Provided data:

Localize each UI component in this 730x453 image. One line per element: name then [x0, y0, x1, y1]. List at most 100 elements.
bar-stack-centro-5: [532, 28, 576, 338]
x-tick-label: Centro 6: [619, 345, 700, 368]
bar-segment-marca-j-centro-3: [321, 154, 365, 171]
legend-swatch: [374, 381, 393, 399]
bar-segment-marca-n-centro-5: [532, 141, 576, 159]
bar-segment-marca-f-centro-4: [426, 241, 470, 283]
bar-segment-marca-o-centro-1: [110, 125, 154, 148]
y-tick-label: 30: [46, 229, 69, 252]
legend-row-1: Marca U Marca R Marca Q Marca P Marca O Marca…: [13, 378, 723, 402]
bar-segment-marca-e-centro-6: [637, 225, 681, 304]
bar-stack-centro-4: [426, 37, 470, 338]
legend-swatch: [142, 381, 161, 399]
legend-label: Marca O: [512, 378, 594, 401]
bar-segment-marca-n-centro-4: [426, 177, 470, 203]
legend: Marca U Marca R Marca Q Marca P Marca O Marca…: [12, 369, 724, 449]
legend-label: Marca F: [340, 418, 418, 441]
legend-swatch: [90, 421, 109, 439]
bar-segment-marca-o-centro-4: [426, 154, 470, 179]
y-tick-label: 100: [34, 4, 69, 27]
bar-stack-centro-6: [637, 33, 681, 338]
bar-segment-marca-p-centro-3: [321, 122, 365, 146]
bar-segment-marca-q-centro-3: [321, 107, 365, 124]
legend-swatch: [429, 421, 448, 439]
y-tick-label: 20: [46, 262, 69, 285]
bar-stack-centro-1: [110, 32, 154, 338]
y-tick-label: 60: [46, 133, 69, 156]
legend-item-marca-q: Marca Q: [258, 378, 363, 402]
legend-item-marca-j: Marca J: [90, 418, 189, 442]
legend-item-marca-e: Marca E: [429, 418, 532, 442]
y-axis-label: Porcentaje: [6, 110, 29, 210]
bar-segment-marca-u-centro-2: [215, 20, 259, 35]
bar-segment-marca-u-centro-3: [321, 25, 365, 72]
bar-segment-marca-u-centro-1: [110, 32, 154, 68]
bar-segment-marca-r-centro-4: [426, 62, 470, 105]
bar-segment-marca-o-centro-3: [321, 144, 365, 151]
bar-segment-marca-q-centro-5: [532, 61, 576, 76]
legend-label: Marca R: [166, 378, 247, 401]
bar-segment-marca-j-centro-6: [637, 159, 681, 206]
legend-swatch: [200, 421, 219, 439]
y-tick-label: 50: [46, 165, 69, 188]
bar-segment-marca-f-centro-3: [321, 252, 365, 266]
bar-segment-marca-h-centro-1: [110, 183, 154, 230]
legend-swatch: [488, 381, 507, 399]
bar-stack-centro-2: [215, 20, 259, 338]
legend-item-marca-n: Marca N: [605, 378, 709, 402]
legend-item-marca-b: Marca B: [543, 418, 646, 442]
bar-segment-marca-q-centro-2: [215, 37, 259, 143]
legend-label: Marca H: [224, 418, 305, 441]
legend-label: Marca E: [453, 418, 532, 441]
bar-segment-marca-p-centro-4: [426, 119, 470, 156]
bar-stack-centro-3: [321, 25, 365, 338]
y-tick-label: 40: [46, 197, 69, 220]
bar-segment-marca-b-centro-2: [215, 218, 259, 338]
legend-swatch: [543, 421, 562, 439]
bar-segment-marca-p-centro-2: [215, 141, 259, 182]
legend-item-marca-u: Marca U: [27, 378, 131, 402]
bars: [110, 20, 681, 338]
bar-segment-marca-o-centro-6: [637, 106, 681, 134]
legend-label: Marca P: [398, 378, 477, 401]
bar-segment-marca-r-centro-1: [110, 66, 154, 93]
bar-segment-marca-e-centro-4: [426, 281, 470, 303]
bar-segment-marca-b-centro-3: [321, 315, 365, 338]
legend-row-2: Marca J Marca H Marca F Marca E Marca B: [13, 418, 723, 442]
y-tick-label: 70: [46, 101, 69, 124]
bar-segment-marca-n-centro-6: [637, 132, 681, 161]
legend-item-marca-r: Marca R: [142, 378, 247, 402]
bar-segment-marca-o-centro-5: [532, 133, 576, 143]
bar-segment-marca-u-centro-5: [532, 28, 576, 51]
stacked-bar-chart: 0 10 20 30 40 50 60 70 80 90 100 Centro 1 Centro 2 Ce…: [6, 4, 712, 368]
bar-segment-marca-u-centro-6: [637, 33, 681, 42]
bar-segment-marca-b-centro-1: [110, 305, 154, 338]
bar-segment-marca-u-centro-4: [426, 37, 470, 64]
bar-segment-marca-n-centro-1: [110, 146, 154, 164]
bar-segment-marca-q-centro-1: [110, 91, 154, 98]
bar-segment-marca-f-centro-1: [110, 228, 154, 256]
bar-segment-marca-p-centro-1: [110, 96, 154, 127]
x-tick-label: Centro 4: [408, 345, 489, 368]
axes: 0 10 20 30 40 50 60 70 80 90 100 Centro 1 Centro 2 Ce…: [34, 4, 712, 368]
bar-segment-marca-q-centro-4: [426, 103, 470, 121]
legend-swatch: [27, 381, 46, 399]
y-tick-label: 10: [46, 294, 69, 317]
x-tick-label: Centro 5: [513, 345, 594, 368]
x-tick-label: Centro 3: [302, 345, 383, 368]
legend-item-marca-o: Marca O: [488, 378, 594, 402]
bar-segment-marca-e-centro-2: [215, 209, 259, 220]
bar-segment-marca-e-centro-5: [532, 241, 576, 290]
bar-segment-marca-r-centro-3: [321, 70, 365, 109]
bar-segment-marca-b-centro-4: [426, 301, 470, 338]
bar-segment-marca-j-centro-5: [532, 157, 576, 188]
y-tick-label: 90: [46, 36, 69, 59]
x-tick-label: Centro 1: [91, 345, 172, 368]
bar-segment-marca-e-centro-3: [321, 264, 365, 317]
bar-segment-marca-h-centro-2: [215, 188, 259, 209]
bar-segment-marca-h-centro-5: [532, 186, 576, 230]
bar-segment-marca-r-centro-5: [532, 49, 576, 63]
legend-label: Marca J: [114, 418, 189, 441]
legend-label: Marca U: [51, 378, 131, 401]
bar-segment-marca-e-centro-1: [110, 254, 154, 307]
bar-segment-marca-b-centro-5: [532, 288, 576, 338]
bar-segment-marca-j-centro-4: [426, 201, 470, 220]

Written request: From the rows above, pull out every line from the first one through the line containing "legend-swatch: [374, 381, 393, 399]", and copy each line without any changes.

Response:
Localize each UI component in this 730x453 image. One line per element: name then [x0, y0, x1, y1]. List at most 100 elements.
bar-stack-centro-5: [532, 28, 576, 338]
x-tick-label: Centro 6: [619, 345, 700, 368]
bar-segment-marca-j-centro-3: [321, 154, 365, 171]
legend-swatch: [374, 381, 393, 399]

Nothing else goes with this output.